Given data:
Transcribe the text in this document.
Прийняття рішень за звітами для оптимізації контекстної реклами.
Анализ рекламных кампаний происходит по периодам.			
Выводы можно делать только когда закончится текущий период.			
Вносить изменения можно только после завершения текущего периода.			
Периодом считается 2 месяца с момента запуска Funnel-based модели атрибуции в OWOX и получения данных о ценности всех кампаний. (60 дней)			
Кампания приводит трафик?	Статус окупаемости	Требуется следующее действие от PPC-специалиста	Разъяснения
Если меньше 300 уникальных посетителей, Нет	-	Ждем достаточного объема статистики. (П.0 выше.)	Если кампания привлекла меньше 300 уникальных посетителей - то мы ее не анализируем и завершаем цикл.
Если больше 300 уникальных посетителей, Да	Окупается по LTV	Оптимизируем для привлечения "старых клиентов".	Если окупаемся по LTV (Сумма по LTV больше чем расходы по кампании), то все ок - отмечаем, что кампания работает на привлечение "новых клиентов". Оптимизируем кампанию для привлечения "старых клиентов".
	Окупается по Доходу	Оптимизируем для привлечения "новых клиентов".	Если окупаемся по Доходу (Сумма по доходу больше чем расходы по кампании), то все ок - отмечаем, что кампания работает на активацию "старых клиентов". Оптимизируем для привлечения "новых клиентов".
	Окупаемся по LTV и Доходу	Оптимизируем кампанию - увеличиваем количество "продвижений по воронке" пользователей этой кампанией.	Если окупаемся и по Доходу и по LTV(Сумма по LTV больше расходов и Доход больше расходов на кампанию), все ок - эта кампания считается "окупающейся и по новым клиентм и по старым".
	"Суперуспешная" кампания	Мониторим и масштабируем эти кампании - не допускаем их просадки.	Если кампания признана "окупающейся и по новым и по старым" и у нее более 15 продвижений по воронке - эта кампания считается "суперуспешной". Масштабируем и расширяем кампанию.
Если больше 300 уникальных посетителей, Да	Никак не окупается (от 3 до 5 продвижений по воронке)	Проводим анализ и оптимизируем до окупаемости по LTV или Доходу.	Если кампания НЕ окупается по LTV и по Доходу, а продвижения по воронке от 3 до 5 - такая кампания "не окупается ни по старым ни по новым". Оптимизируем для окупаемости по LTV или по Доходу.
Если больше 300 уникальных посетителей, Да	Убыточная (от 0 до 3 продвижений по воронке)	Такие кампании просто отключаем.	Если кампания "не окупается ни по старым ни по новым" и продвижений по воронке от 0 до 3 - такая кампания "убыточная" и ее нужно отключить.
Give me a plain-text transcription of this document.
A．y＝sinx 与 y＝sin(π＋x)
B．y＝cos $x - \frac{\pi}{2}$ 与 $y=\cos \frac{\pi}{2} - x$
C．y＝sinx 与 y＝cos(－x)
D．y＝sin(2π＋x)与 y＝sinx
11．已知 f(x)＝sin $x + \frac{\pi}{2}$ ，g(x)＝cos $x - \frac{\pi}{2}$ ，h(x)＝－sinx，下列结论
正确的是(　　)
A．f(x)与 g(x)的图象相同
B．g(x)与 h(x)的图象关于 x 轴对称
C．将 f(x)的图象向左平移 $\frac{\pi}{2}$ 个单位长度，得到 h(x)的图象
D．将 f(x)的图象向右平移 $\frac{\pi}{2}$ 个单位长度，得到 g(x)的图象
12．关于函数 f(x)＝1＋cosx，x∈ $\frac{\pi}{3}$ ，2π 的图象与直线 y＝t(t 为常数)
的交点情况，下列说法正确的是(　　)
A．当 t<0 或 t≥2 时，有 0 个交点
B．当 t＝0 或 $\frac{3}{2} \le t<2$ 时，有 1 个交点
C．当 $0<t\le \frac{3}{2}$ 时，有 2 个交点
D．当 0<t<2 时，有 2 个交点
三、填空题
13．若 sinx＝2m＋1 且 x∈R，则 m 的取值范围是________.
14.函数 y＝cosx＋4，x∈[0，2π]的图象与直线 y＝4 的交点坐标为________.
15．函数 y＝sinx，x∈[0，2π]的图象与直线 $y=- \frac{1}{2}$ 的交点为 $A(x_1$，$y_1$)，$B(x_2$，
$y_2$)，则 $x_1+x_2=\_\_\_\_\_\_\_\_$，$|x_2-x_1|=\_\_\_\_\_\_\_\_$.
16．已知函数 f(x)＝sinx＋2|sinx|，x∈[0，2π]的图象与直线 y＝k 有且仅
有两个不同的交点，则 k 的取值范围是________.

What is asked: Output all of the material exactly as written.

Finished task:
Transcribe the text in this document.
Прийняття рішень за звітами для оптимізації контекстної реклами.
Анализ рекламных кампаний происходит по периодам.			
Выводы можно делать только когда закончится текущий период.			
Вносить изменения можно только после завершения текущего периода.			
Периодом считается 2 месяца с момента запуска Funnel-based модели атрибуции в OWOX и получения данных о ценности всех кампаний. (60 дней)			
Кампания приводит трафик?	Статус окупаемости	Требуется следующее действие от PPC-специалиста	Разъяснения
Если меньше 300 уникальных посетителей, Нет	-	Ждем достаточного объема статистики. (П.0 выше.)	Если кампания привлекла меньше 300 уникальных посетителей - то мы ее не анализируем и завершаем цикл.
Если больше 300 уникальных посетителей, Да	Окупается по LTV	Оптимизируем для привлечения "старых клиентов".	Если окупаемся по LTV (Сумма по LTV больше чем расходы по кампании), то все ок - отмечаем, что кампания работает на привлечение "новых клиентов". Оптимизируем кампанию для привлечения "старых клиентов".
	Окупается по Доходу	Оптимизируем для привлечения "новых клиентов".	Если окупаемся по Доходу (Сумма по доходу больше чем расходы по кампании), то все ок - отмечаем, что кампания работает на активацию "старых клиентов". Оптимизируем для привлечения "новых клиентов".
	Окупаемся по LTV и Доходу	Оптимизируем кампанию - увеличиваем количество "продвижений по воронке" пользователей этой кампанией.	Если окупаемся и по Доходу и по LTV(Сумма по LTV больше расходов и Доход больше расходов на кампанию), все ок - эта кампания считается "окупающейся и по новым клиентм и по старым".
	"Суперуспешная" кампания	Мониторим и масштабируем эти кампании - не допускаем их просадки.	Если кампания признана "окупающейся и по новым и по старым" и у нее более 15 продвижений по воронке - эта кампания считается "суперуспешной". Масштабируем и расширяем кампанию.
Если больше 300 уникальных посетителей, Да	Никак не окупается (от 3 до 5 продвижений по воронке)	Проводим анализ и оптимизируем до окупаемости по LTV или Доходу.	Если кампания НЕ окупается по LTV и по Доходу, а продвижения по воронке от 3 до 5 - такая кампания "не окупается ни по старым ни по новым". Оптимизируем для окупаемости по LTV или по Доходу.
Если больше 300 уникальных посетителей, Да	Убыточная (от 0 до 3 продвижений по воронке)	Такие кампании просто отключаем.	Если кампания "не окупается ни по старым ни по новым" и продвижений по воронке от 0 до 3 - такая кампания "убыточная" и ее нужно отключить.
Give me a plain-text transcription of this document.
A．y＝sinx 与 y＝sin(π＋x)
B．y＝cos $x - \frac{\pi}{2}$ 与 $y=\cos \frac{\pi}{2} - x$
C．y＝sinx 与 y＝cos(－x)
D．y＝sin(2π＋x)与 y＝sinx
11．已知 f(x)＝sin $x + \frac{\pi}{2}$ ，g(x)＝cos $x - \frac{\pi}{2}$ ，h(x)＝－sinx，下列结论
正确的是(　　)
A．f(x)与 g(x)的图象相同
B．g(x)与 h(x)的图象关于 x 轴对称
C．将 f(x)的图象向左平移 $\frac{\pi}{2}$ 个单位长度，得到 h(x)的图象
D．将 f(x)的图象向右平移 $\frac{\pi}{2}$ 个单位长度，得到 g(x)的图象
12．关于函数 f(x)＝1＋cosx，x∈ $\frac{\pi}{3}$ ，2π 的图象与直线 y＝t(t 为常数)
的交点情况，下列说法正确的是(　　)
A．当 t<0 或 t≥2 时，有 0 个交点
B．当 t＝0 或 $\frac{3}{2} \le t<2$ 时，有 1 个交点
C．当 $0<t\le \frac{3}{2}$ 时，有 2 个交点
D．当 0<t<2 时，有 2 个交点
三、填空题
13．若 sinx＝2m＋1 且 x∈R，则 m 的取值范围是________.
14.函数 y＝cosx＋4，x∈[0，2π]的图象与直线 y＝4 的交点坐标为________.
15．函数 y＝sinx，x∈[0，2π]的图象与直线 $y=- \frac{1}{2}$ 的交点为 $A(x_1$，$y_1$)，$B(x_2$，
$y_2$)，则 $x_1+x_2=\_\_\_\_\_\_\_\_$，$|x_2-x_1|=\_\_\_\_\_\_\_\_$.
16．已知函数 f(x)＝sinx＋2|sinx|，x∈[0，2π]的图象与直线 y＝k 有且仅
有两个不同的交点，则 k 的取值范围是________.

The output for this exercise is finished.